*Aim*
Repeat the material exactly, leaving nothing out.

*Provided data*
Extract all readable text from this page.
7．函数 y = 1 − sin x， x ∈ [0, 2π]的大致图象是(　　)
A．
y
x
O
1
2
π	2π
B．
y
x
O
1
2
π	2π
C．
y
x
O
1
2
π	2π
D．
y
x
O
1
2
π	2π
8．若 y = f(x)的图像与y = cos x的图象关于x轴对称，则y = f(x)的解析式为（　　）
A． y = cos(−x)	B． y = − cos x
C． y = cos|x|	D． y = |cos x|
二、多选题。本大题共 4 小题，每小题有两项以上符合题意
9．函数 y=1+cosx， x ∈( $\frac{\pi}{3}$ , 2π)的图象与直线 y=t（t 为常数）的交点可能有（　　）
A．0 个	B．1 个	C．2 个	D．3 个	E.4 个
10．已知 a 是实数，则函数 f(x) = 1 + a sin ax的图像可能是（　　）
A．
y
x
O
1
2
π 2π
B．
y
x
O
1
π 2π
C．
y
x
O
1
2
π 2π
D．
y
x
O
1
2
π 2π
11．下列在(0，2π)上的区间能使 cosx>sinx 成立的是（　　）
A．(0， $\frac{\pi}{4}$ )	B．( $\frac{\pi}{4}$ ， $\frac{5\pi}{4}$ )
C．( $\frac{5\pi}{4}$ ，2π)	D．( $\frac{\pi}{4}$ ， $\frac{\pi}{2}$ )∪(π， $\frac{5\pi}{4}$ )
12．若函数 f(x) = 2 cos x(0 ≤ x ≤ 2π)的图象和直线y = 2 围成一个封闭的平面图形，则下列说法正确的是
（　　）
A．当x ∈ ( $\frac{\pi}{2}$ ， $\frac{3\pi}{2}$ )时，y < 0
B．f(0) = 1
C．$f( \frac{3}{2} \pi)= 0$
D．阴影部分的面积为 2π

*Exercise response*
Extract all readable text from this page.
7．函数 y = 1 − sin x， x ∈ [0, 2π]的大致图象是(　　)
A．
y
x
O
1
2
π	2π
B．
y
x
O
1
2
π	2π
C．
y
x
O
1
2
π	2π
D．
y
x
O
1
2
π	2π
8．若 y = f(x)的图像与y = cos x的图象关于x轴对称，则y = f(x)的解析式为（　　）
A． y = cos(−x)	B． y = − cos x
C． y = cos|x|	D． y = |cos x|
二、多选题。本大题共 4 小题，每小题有两项以上符合题意
9．函数 y=1+cosx， x ∈( $\frac{\pi}{3}$ , 2π)的图象与直线 y=t（t 为常数）的交点可能有（　　）
A．0 个	B．1 个	C．2 个	D．3 个	E.4 个
10．已知 a 是实数，则函数 f(x) = 1 + a sin ax的图像可能是（　　）
A．
y
x
O
1
2
π 2π
B．
y
x
O
1
π 2π
C．
y
x
O
1
2
π 2π
D．
y
x
O
1
2
π 2π
11．下列在(0，2π)上的区间能使 cosx>sinx 成立的是（　　）
A．(0， $\frac{\pi}{4}$ )	B．( $\frac{\pi}{4}$ ， $\frac{5\pi}{4}$ )
C．( $\frac{5\pi}{4}$ ，2π)	D．( $\frac{\pi}{4}$ ， $\frac{\pi}{2}$ )∪(π， $\frac{5\pi}{4}$ )
12．若函数 f(x) = 2 cos x(0 ≤ x ≤ 2π)的图象和直线y = 2 围成一个封闭的平面图形，则下列说法正确的是
（　　）
A．当x ∈ ( $\frac{\pi}{2}$ ， $\frac{3\pi}{2}$ )时，y < 0
B．f(0) = 1
C．$f( \frac{3}{2} \pi)= 0$
D．阴影部分的面积为 2π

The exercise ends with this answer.